__Given request__
Your job is to restate each entry word for word.
Start of Provided records
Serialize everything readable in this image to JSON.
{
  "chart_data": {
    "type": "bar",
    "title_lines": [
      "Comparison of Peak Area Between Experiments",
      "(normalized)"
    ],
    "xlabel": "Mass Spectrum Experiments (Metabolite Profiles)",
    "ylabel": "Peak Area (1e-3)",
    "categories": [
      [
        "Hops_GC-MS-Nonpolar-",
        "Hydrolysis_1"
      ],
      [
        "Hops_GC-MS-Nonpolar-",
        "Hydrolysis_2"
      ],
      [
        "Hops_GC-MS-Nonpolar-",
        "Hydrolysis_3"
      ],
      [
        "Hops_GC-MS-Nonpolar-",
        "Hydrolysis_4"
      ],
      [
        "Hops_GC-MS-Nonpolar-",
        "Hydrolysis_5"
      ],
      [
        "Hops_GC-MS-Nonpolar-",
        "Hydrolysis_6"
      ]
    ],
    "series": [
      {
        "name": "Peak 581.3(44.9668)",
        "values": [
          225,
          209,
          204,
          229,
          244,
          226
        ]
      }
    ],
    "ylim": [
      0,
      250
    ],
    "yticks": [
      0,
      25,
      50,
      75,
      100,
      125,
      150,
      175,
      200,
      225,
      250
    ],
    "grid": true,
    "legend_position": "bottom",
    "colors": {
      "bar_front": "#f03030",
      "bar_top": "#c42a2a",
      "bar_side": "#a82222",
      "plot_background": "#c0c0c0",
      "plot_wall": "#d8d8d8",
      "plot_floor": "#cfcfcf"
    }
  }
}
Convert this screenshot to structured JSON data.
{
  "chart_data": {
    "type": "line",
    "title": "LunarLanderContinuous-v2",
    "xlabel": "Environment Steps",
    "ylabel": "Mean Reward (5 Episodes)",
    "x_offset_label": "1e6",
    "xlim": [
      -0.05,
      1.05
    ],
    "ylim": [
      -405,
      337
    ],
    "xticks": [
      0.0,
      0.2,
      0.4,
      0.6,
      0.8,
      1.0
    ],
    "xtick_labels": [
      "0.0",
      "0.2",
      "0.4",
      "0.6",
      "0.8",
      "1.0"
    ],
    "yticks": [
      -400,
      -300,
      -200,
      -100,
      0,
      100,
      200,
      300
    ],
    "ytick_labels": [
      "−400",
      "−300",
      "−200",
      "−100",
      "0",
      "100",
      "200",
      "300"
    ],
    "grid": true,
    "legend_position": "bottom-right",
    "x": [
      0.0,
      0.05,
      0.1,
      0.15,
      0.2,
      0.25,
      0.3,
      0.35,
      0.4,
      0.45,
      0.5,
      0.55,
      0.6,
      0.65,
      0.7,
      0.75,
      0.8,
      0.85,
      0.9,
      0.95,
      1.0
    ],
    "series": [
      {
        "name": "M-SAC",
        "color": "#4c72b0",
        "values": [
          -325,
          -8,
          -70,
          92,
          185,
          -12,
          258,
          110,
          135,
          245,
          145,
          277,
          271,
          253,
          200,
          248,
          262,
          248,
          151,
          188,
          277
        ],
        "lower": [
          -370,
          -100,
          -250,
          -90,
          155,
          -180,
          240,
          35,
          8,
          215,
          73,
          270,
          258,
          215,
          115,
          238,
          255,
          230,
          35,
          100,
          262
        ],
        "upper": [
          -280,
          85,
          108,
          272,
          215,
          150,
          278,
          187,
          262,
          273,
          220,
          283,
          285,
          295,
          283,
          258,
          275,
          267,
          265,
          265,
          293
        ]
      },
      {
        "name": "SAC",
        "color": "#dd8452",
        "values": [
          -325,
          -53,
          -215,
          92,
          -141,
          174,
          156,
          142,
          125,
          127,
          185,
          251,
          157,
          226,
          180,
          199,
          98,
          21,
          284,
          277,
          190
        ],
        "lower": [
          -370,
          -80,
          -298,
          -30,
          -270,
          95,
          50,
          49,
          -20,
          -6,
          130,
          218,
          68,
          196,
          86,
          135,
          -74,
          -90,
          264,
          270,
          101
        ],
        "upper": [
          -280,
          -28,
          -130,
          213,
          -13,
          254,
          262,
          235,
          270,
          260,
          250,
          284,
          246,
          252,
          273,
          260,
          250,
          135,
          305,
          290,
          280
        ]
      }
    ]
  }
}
End of Provided records
__Solution below__
Serialize everything readable in this image to JSON.
{
  "chart_data": {
    "type": "bar",
    "title_lines": [
      "Comparison of Peak Area Between Experiments",
      "(normalized)"
    ],
    "xlabel": "Mass Spectrum Experiments (Metabolite Profiles)",
    "ylabel": "Peak Area (1e-3)",
    "categories": [
      [
        "Hops_GC-MS-Nonpolar-",
        "Hydrolysis_1"
      ],
      [
        "Hops_GC-MS-Nonpolar-",
        "Hydrolysis_2"
      ],
      [
        "Hops_GC-MS-Nonpolar-",
        "Hydrolysis_3"
      ],
      [
        "Hops_GC-MS-Nonpolar-",
        "Hydrolysis_4"
      ],
      [
        "Hops_GC-MS-Nonpolar-",
        "Hydrolysis_5"
      ],
      [
        "Hops_GC-MS-Nonpolar-",
        "Hydrolysis_6"
      ]
    ],
    "series": [
      {
        "name": "Peak 581.3(44.9668)",
        "values": [
          225,
          209,
          204,
          229,
          244,
          226
        ]
      }
    ],
    "ylim": [
      0,
      250
    ],
    "yticks": [
      0,
      25,
      50,
      75,
      100,
      125,
      150,
      175,
      200,
      225,
      250
    ],
    "grid": true,
    "legend_position": "bottom",
    "colors": {
      "bar_front": "#f03030",
      "bar_top": "#c42a2a",
      "bar_side": "#a82222",
      "plot_background": "#c0c0c0",
      "plot_wall": "#d8d8d8",
      "plot_floor": "#cfcfcf"
    }
  }
}
Convert this screenshot to structured JSON data.
{
  "chart_data": {
    "type": "line",
    "title": "LunarLanderContinuous-v2",
    "xlabel": "Environment Steps",
    "ylabel": "Mean Reward (5 Episodes)",
    "x_offset_label": "1e6",
    "xlim": [
      -0.05,
      1.05
    ],
    "ylim": [
      -405,
      337
    ],
    "xticks": [
      0.0,
      0.2,
      0.4,
      0.6,
      0.8,
      1.0
    ],
    "xtick_labels": [
      "0.0",
      "0.2",
      "0.4",
      "0.6",
      "0.8",
      "1.0"
    ],
    "yticks": [
      -400,
      -300,
      -200,
      -100,
      0,
      100,
      200,
      300
    ],
    "ytick_labels": [
      "−400",
      "−300",
      "−200",
      "−100",
      "0",
      "100",
      "200",
      "300"
    ],
    "grid": true,
    "legend_position": "bottom-right",
    "x": [
      0.0,
      0.05,
      0.1,
      0.15,
      0.2,
      0.25,
      0.3,
      0.35,
      0.4,
      0.45,
      0.5,
      0.55,
      0.6,
      0.65,
      0.7,
      0.75,
      0.8,
      0.85,
      0.9,
      0.95,
      1.0
    ],
    "series": [
      {
        "name": "M-SAC",
        "color": "#4c72b0",
        "values": [
          -325,
          -8,
          -70,
          92,
          185,
          -12,
          258,
          110,
          135,
          245,
          145,
          277,
          271,
          253,
          200,
          248,
          262,
          248,
          151,
          188,
          277
        ],
        "lower": [
          -370,
          -100,
          -250,
          -90,
          155,
          -180,
          240,
          35,
          8,
          215,
          73,
          270,
          258,
          215,
          115,
          238,
          255,
          230,
          35,
          100,
          262
        ],
        "upper": [
          -280,
          85,
          108,
          272,
          215,
          150,
          278,
          187,
          262,
          273,
          220,
          283,
          285,
          295,
          283,
          258,
          275,
          267,
          265,
          265,
          293
        ]
      },
      {
        "name": "SAC",
        "color": "#dd8452",
        "values": [
          -325,
          -53,
          -215,
          92,
          -141,
          174,
          156,
          142,
          125,
          127,
          185,
          251,
          157,
          226,
          180,
          199,
          98,
          21,
          284,
          277,
          190
        ],
        "lower": [
          -370,
          -80,
          -298,
          -30,
          -270,
          95,
          50,
          49,
          -20,
          -6,
          130,
          218,
          68,
          196,
          86,
          135,
          -74,
          -90,
          264,
          270,
          101
        ],
        "upper": [
          -280,
          -28,
          -130,
          213,
          -13,
          254,
          262,
          235,
          270,
          260,
          250,
          284,
          246,
          252,
          273,
          260,
          250,
          135,
          305,
          290,
          280
        ]
      }
    ]
  }
}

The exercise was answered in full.